→ Data for this task:

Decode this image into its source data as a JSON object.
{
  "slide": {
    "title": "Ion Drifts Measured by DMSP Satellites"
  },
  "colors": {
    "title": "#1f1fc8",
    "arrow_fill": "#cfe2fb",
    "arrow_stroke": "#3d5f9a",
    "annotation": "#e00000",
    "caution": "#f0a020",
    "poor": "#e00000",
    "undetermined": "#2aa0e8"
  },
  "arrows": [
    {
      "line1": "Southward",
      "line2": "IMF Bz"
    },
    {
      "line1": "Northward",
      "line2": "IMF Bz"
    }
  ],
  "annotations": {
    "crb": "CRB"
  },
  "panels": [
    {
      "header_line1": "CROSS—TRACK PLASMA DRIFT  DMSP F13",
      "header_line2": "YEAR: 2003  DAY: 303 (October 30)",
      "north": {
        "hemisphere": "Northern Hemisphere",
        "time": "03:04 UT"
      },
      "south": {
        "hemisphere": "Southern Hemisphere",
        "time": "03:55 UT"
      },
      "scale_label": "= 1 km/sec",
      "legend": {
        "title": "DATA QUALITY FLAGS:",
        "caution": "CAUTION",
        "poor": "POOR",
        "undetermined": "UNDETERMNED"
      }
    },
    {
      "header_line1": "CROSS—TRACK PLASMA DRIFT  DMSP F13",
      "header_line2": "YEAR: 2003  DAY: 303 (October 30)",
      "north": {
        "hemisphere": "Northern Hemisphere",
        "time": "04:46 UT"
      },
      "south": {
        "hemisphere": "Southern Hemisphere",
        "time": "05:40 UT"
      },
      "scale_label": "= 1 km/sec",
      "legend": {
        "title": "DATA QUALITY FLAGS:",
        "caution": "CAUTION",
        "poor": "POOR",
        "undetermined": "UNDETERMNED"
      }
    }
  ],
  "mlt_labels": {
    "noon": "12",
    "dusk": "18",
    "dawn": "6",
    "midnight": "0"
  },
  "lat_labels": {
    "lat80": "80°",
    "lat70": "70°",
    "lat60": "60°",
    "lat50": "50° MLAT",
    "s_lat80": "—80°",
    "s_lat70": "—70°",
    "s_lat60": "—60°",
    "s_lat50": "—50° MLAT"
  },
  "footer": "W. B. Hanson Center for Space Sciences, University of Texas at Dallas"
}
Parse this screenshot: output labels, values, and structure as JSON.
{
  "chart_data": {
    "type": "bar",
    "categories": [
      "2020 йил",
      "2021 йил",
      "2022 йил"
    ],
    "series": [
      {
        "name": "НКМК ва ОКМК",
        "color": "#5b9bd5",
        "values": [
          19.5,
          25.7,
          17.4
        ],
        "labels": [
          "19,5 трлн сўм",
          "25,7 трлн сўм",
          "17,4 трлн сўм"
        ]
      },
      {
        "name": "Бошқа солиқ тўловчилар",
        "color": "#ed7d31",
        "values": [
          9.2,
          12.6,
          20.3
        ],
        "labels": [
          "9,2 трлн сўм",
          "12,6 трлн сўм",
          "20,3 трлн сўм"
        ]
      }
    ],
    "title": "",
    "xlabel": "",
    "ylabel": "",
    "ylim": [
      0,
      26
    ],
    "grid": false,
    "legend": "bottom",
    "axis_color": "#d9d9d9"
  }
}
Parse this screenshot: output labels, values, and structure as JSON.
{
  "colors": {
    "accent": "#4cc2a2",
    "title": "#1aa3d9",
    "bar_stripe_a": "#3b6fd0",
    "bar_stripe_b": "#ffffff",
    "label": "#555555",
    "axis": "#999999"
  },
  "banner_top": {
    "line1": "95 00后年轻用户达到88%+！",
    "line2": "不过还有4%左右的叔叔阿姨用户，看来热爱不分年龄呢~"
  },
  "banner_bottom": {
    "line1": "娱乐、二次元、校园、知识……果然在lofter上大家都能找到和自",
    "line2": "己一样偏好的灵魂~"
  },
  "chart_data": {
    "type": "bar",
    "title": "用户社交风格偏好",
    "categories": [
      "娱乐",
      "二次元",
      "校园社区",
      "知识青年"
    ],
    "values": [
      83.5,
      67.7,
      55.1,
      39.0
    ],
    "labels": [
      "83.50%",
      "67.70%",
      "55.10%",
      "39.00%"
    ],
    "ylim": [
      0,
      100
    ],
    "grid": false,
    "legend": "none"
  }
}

→ Directive:
Generate an exact reproduction of all entries.

→ Full response:
Decode this image into its source data as a JSON object.
{
  "slide": {
    "title": "Ion Drifts Measured by DMSP Satellites"
  },
  "colors": {
    "title": "#1f1fc8",
    "arrow_fill": "#cfe2fb",
    "arrow_stroke": "#3d5f9a",
    "annotation": "#e00000",
    "caution": "#f0a020",
    "poor": "#e00000",
    "undetermined": "#2aa0e8"
  },
  "arrows": [
    {
      "line1": "Southward",
      "line2": "IMF Bz"
    },
    {
      "line1": "Northward",
      "line2": "IMF Bz"
    }
  ],
  "annotations": {
    "crb": "CRB"
  },
  "panels": [
    {
      "header_line1": "CROSS—TRACK PLASMA DRIFT  DMSP F13",
      "header_line2": "YEAR: 2003  DAY: 303 (October 30)",
      "north": {
        "hemisphere": "Northern Hemisphere",
        "time": "03:04 UT"
      },
      "south": {
        "hemisphere": "Southern Hemisphere",
        "time": "03:55 UT"
      },
      "scale_label": "= 1 km/sec",
      "legend": {
        "title": "DATA QUALITY FLAGS:",
        "caution": "CAUTION",
        "poor": "POOR",
        "undetermined": "UNDETERMNED"
      }
    },
    {
      "header_line1": "CROSS—TRACK PLASMA DRIFT  DMSP F13",
      "header_line2": "YEAR: 2003  DAY: 303 (October 30)",
      "north": {
        "hemisphere": "Northern Hemisphere",
        "time": "04:46 UT"
      },
      "south": {
        "hemisphere": "Southern Hemisphere",
        "time": "05:40 UT"
      },
      "scale_label": "= 1 km/sec",
      "legend": {
        "title": "DATA QUALITY FLAGS:",
        "caution": "CAUTION",
        "poor": "POOR",
        "undetermined": "UNDETERMNED"
      }
    }
  ],
  "mlt_labels": {
    "noon": "12",
    "dusk": "18",
    "dawn": "6",
    "midnight": "0"
  },
  "lat_labels": {
    "lat80": "80°",
    "lat70": "70°",
    "lat60": "60°",
    "lat50": "50° MLAT",
    "s_lat80": "—80°",
    "s_lat70": "—70°",
    "s_lat60": "—60°",
    "s_lat50": "—50° MLAT"
  },
  "footer": "W. B. Hanson Center for Space Sciences, University of Texas at Dallas"
}
Parse this screenshot: output labels, values, and structure as JSON.
{
  "chart_data": {
    "type": "bar",
    "categories": [
      "2020 йил",
      "2021 йил",
      "2022 йил"
    ],
    "series": [
      {
        "name": "НКМК ва ОКМК",
        "color": "#5b9bd5",
        "values": [
          19.5,
          25.7,
          17.4
        ],
        "labels": [
          "19,5 трлн сўм",
          "25,7 трлн сўм",
          "17,4 трлн сўм"
        ]
      },
      {
        "name": "Бошқа солиқ тўловчилар",
        "color": "#ed7d31",
        "values": [
          9.2,
          12.6,
          20.3
        ],
        "labels": [
          "9,2 трлн сўм",
          "12,6 трлн сўм",
          "20,3 трлн сўм"
        ]
      }
    ],
    "title": "",
    "xlabel": "",
    "ylabel": "",
    "ylim": [
      0,
      26
    ],
    "grid": false,
    "legend": "bottom",
    "axis_color": "#d9d9d9"
  }
}
Parse this screenshot: output labels, values, and structure as JSON.
{
  "colors": {
    "accent": "#4cc2a2",
    "title": "#1aa3d9",
    "bar_stripe_a": "#3b6fd0",
    "bar_stripe_b": "#ffffff",
    "label": "#555555",
    "axis": "#999999"
  },
  "banner_top": {
    "line1": "95 00后年轻用户达到88%+！",
    "line2": "不过还有4%左右的叔叔阿姨用户，看来热爱不分年龄呢~"
  },
  "banner_bottom": {
    "line1": "娱乐、二次元、校园、知识……果然在lofter上大家都能找到和自",
    "line2": "己一样偏好的灵魂~"
  },
  "chart_data": {
    "type": "bar",
    "title": "用户社交风格偏好",
    "categories": [
      "娱乐",
      "二次元",
      "校园社区",
      "知识青年"
    ],
    "values": [
      83.5,
      67.7,
      55.1,
      39.0
    ],
    "labels": [
      "83.50%",
      "67.70%",
      "55.10%",
      "39.00%"
    ],
    "ylim": [
      0,
      100
    ],
    "grid": false,
    "legend": "none"
  }
}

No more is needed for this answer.